▶ _Stated problem_
Reproduce the listing exactly and skip over any pictures.

▶ _Data shown_

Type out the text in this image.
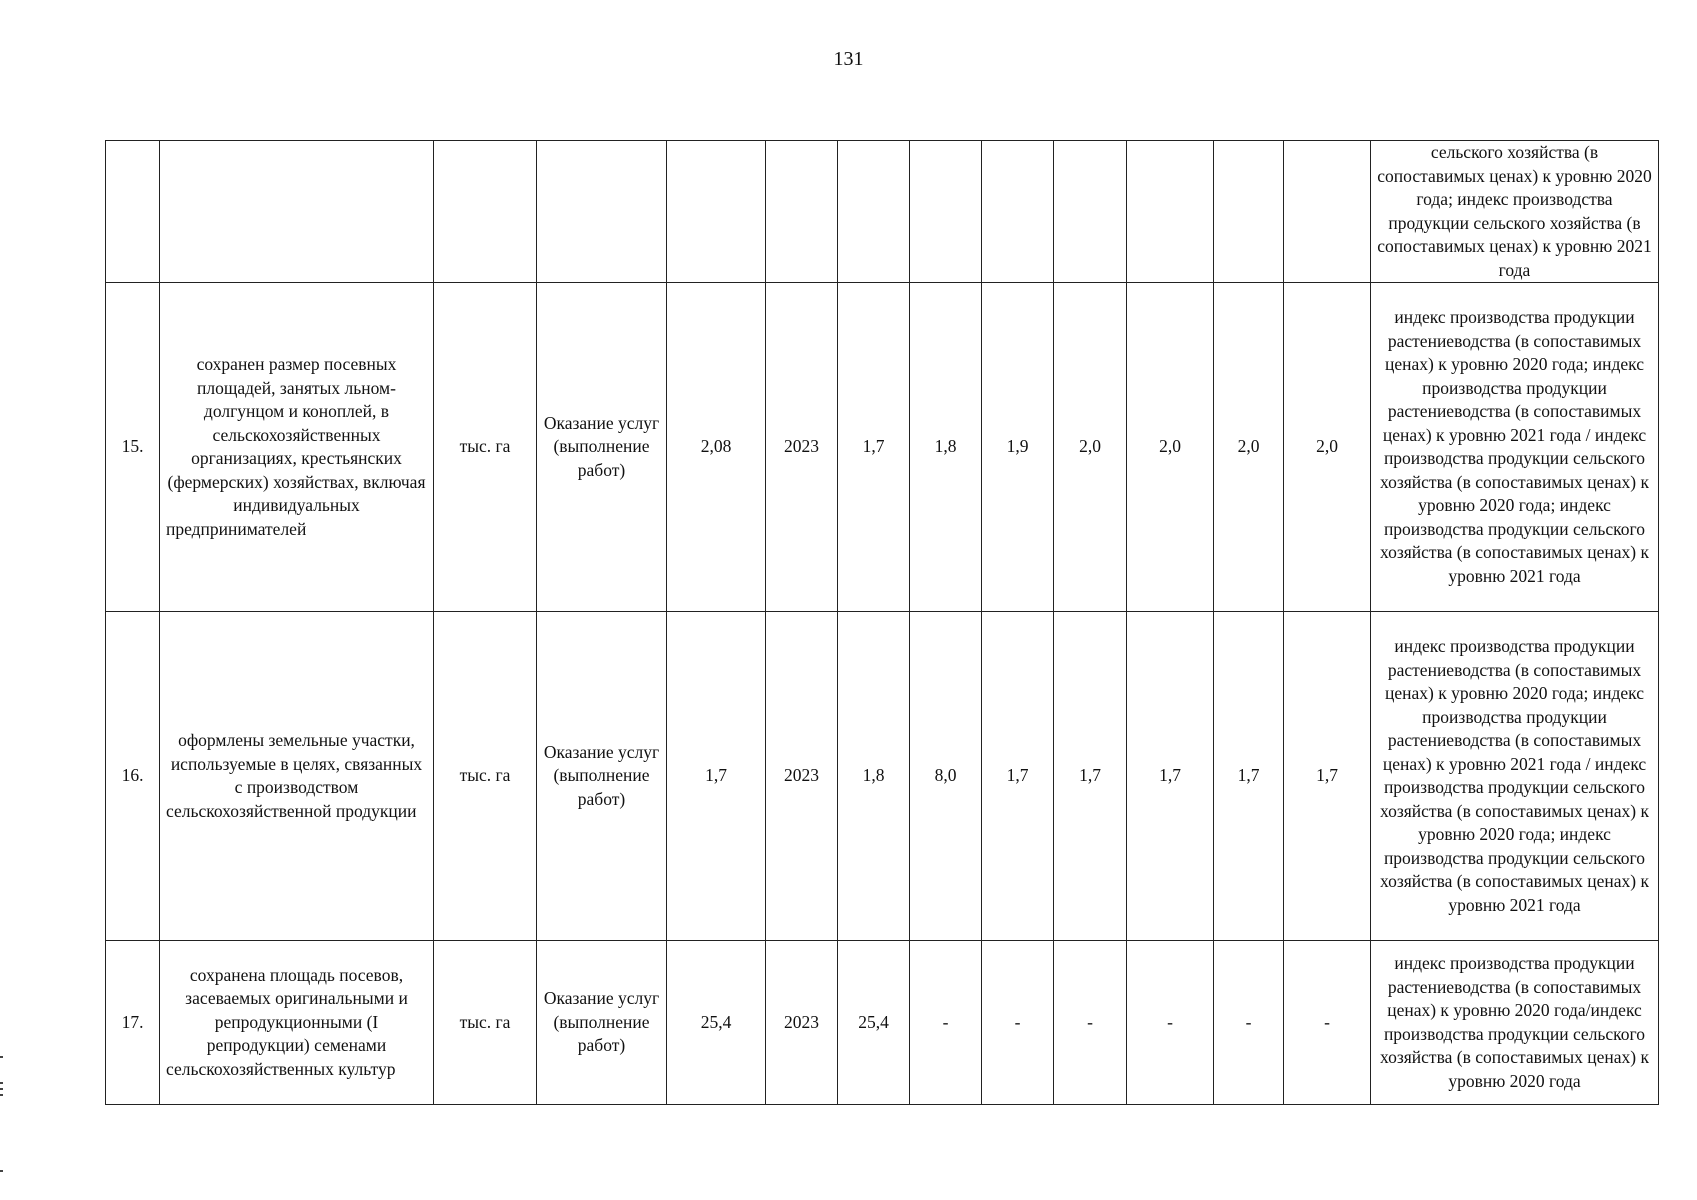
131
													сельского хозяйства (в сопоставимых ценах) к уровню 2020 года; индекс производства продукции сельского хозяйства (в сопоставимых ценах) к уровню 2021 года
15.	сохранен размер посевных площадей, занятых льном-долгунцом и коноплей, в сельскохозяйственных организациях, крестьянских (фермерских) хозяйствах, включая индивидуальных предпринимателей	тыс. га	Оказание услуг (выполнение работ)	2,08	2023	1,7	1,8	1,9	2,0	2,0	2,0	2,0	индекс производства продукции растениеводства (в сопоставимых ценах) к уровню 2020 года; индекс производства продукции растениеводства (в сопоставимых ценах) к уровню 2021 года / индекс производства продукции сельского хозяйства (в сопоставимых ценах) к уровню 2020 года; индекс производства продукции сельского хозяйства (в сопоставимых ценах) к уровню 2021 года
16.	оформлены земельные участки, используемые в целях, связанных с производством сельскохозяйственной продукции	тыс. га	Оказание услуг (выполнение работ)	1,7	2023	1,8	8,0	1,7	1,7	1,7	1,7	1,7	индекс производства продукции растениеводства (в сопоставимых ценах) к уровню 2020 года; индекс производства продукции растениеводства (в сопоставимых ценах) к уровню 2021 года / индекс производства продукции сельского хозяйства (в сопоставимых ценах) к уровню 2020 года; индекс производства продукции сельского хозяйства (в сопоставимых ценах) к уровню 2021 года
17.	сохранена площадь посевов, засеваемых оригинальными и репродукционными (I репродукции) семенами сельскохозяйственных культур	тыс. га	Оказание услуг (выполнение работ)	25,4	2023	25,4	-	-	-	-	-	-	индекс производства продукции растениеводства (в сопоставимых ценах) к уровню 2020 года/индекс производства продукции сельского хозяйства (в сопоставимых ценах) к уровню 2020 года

▶ _Solution below_
Type out the text in this image.
131
													сельского хозяйства (в сопоставимых ценах) к уровню 2020 года; индекс производства продукции сельского хозяйства (в сопоставимых ценах) к уровню 2021 года
15.	сохранен размер посевных площадей, занятых льном-долгунцом и коноплей, в сельскохозяйственных организациях, крестьянских (фермерских) хозяйствах, включая индивидуальных предпринимателей	тыс. га	Оказание услуг (выполнение работ)	2,08	2023	1,7	1,8	1,9	2,0	2,0	2,0	2,0	индекс производства продукции растениеводства (в сопоставимых ценах) к уровню 2020 года; индекс производства продукции растениеводства (в сопоставимых ценах) к уровню 2021 года / индекс производства продукции сельского хозяйства (в сопоставимых ценах) к уровню 2020 года; индекс производства продукции сельского хозяйства (в сопоставимых ценах) к уровню 2021 года
16.	оформлены земельные участки, используемые в целях, связанных с производством сельскохозяйственной продукции	тыс. га	Оказание услуг (выполнение работ)	1,7	2023	1,8	8,0	1,7	1,7	1,7	1,7	1,7	индекс производства продукции растениеводства (в сопоставимых ценах) к уровню 2020 года; индекс производства продукции растениеводства (в сопоставимых ценах) к уровню 2021 года / индекс производства продукции сельского хозяйства (в сопоставимых ценах) к уровню 2020 года; индекс производства продукции сельского хозяйства (в сопоставимых ценах) к уровню 2021 года
17.	сохранена площадь посевов, засеваемых оригинальными и репродукционными (I репродукции) семенами сельскохозяйственных культур	тыс. га	Оказание услуг (выполнение работ)	25,4	2023	25,4	-	-	-	-	-	-	индекс производства продукции растениеводства (в сопоставимых ценах) к уровню 2020 года/индекс производства продукции сельского хозяйства (в сопоставимых ценах) к уровню 2020 года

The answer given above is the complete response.